GIVEN PROBLEM = Write out the data again in full, exactly as it reads.

##### MATERIAL FOR THE TASK #####

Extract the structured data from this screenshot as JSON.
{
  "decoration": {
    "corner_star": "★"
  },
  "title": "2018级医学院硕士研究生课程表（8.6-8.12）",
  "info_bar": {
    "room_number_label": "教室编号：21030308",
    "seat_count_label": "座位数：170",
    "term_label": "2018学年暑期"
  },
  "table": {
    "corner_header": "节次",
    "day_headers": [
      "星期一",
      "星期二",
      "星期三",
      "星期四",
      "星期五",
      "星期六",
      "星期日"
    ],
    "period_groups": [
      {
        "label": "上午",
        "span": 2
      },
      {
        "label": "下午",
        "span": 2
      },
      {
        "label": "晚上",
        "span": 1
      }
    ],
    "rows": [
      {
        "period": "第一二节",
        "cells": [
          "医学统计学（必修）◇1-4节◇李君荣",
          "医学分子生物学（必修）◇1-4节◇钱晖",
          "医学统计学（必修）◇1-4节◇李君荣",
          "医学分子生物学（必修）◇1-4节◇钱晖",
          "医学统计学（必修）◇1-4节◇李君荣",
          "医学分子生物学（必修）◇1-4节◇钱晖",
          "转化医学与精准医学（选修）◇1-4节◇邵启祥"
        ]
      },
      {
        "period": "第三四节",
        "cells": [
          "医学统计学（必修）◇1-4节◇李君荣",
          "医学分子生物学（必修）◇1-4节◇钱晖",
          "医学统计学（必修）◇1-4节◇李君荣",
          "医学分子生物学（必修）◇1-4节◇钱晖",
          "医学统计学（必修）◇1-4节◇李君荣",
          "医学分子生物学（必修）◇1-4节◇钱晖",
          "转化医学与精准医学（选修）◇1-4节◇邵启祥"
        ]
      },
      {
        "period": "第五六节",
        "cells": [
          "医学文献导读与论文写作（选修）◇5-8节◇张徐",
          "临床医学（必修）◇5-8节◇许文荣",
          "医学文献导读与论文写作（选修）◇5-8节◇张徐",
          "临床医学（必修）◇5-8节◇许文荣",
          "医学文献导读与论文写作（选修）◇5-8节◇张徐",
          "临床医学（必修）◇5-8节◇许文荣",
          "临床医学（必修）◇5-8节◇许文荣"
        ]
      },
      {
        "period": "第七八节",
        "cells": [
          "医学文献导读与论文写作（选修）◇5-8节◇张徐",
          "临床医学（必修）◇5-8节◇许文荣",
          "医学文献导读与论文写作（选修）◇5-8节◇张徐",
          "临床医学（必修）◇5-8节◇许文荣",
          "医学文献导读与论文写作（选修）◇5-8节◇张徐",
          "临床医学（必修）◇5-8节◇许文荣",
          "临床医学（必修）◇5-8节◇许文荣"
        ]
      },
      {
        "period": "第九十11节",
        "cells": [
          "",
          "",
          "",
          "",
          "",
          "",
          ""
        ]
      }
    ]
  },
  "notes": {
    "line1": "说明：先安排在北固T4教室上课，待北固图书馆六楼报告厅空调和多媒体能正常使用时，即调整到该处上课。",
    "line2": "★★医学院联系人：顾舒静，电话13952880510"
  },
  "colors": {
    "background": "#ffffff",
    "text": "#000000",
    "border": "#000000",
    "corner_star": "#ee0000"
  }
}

#####

ANSWER TO THE PROBLEM =
Extract the structured data from this screenshot as JSON.
{
  "decoration": {
    "corner_star": "★"
  },
  "title": "2018级医学院硕士研究生课程表（8.6-8.12）",
  "info_bar": {
    "room_number_label": "教室编号：21030308",
    "seat_count_label": "座位数：170",
    "term_label": "2018学年暑期"
  },
  "table": {
    "corner_header": "节次",
    "day_headers": [
      "星期一",
      "星期二",
      "星期三",
      "星期四",
      "星期五",
      "星期六",
      "星期日"
    ],
    "period_groups": [
      {
        "label": "上午",
        "span": 2
      },
      {
        "label": "下午",
        "span": 2
      },
      {
        "label": "晚上",
        "span": 1
      }
    ],
    "rows": [
      {
        "period": "第一二节",
        "cells": [
          "医学统计学（必修）◇1-4节◇李君荣",
          "医学分子生物学（必修）◇1-4节◇钱晖",
          "医学统计学（必修）◇1-4节◇李君荣",
          "医学分子生物学（必修）◇1-4节◇钱晖",
          "医学统计学（必修）◇1-4节◇李君荣",
          "医学分子生物学（必修）◇1-4节◇钱晖",
          "转化医学与精准医学（选修）◇1-4节◇邵启祥"
        ]
      },
      {
        "period": "第三四节",
        "cells": [
          "医学统计学（必修）◇1-4节◇李君荣",
          "医学分子生物学（必修）◇1-4节◇钱晖",
          "医学统计学（必修）◇1-4节◇李君荣",
          "医学分子生物学（必修）◇1-4节◇钱晖",
          "医学统计学（必修）◇1-4节◇李君荣",
          "医学分子生物学（必修）◇1-4节◇钱晖",
          "转化医学与精准医学（选修）◇1-4节◇邵启祥"
        ]
      },
      {
        "period": "第五六节",
        "cells": [
          "医学文献导读与论文写作（选修）◇5-8节◇张徐",
          "临床医学（必修）◇5-8节◇许文荣",
          "医学文献导读与论文写作（选修）◇5-8节◇张徐",
          "临床医学（必修）◇5-8节◇许文荣",
          "医学文献导读与论文写作（选修）◇5-8节◇张徐",
          "临床医学（必修）◇5-8节◇许文荣",
          "临床医学（必修）◇5-8节◇许文荣"
        ]
      },
      {
        "period": "第七八节",
        "cells": [
          "医学文献导读与论文写作（选修）◇5-8节◇张徐",
          "临床医学（必修）◇5-8节◇许文荣",
          "医学文献导读与论文写作（选修）◇5-8节◇张徐",
          "临床医学（必修）◇5-8节◇许文荣",
          "医学文献导读与论文写作（选修）◇5-8节◇张徐",
          "临床医学（必修）◇5-8节◇许文荣",
          "临床医学（必修）◇5-8节◇许文荣"
        ]
      },
      {
        "period": "第九十11节",
        "cells": [
          "",
          "",
          "",
          "",
          "",
          "",
          ""
        ]
      }
    ]
  },
  "notes": {
    "line1": "说明：先安排在北固T4教室上课，待北固图书馆六楼报告厅空调和多媒体能正常使用时，即调整到该处上课。",
    "line2": "★★医学院联系人：顾舒静，电话13952880510"
  },
  "colors": {
    "background": "#ffffff",
    "text": "#000000",
    "border": "#000000",
    "corner_star": "#ee0000"
  }
}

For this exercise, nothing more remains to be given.